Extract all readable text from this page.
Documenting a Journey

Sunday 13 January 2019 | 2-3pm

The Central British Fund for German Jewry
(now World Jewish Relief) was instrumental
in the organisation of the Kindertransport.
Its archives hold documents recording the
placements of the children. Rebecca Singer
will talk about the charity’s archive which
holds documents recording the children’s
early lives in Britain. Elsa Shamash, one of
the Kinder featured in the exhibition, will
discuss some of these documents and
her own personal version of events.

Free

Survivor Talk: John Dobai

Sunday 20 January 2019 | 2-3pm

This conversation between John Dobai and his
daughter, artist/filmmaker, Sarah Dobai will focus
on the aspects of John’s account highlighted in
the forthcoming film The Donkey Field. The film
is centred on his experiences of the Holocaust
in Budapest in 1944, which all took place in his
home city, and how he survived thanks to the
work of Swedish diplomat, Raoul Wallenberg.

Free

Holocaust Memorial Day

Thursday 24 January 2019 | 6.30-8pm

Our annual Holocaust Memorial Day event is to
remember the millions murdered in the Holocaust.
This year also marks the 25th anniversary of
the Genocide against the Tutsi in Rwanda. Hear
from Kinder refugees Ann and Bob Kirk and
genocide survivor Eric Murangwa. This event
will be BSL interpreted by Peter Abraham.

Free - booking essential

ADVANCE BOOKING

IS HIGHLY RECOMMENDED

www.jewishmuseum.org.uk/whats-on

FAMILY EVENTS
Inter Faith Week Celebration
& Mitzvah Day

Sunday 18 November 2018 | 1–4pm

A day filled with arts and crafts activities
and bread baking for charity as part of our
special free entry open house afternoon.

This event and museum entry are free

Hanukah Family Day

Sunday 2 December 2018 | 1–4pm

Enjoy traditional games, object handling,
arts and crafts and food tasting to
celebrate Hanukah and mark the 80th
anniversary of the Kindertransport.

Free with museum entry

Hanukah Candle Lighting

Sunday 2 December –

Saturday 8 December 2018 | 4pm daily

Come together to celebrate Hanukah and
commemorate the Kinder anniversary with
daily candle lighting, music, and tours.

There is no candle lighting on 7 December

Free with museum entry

- - - - - - -

Print all of the entries again, exactly as written.

» THE OUTPUT:
Extract all readable text from this page.
Documenting a Journey

Sunday 13 January 2019 | 2-3pm

The Central British Fund for German Jewry
(now World Jewish Relief) was instrumental
in the organisation of the Kindertransport.
Its archives hold documents recording the
placements of the children. Rebecca Singer
will talk about the charity’s archive which
holds documents recording the children’s
early lives in Britain. Elsa Shamash, one of
the Kinder featured in the exhibition, will
discuss some of these documents and
her own personal version of events.

Free

Survivor Talk: John Dobai

Sunday 20 January 2019 | 2-3pm

This conversation between John Dobai and his
daughter, artist/filmmaker, Sarah Dobai will focus
on the aspects of John’s account highlighted in
the forthcoming film The Donkey Field. The film
is centred on his experiences of the Holocaust
in Budapest in 1944, which all took place in his
home city, and how he survived thanks to the
work of Swedish diplomat, Raoul Wallenberg.

Free

Holocaust Memorial Day

Thursday 24 January 2019 | 6.30-8pm

Our annual Holocaust Memorial Day event is to
remember the millions murdered in the Holocaust.
This year also marks the 25th anniversary of
the Genocide against the Tutsi in Rwanda. Hear
from Kinder refugees Ann and Bob Kirk and
genocide survivor Eric Murangwa. This event
will be BSL interpreted by Peter Abraham.

Free - booking essential

ADVANCE BOOKING

IS HIGHLY RECOMMENDED

www.jewishmuseum.org.uk/whats-on

FAMILY EVENTS
Inter Faith Week Celebration
& Mitzvah Day

Sunday 18 November 2018 | 1–4pm

A day filled with arts and crafts activities
and bread baking for charity as part of our
special free entry open house afternoon.

This event and museum entry are free

Hanukah Family Day

Sunday 2 December 2018 | 1–4pm

Enjoy traditional games, object handling,
arts and crafts and food tasting to
celebrate Hanukah and mark the 80th
anniversary of the Kindertransport.

Free with museum entry

Hanukah Candle Lighting

Sunday 2 December –

Saturday 8 December 2018 | 4pm daily

Come together to celebrate Hanukah and
commemorate the Kinder anniversary with
daily candle lighting, music, and tours.

There is no candle lighting on 7 December

Free with museum entry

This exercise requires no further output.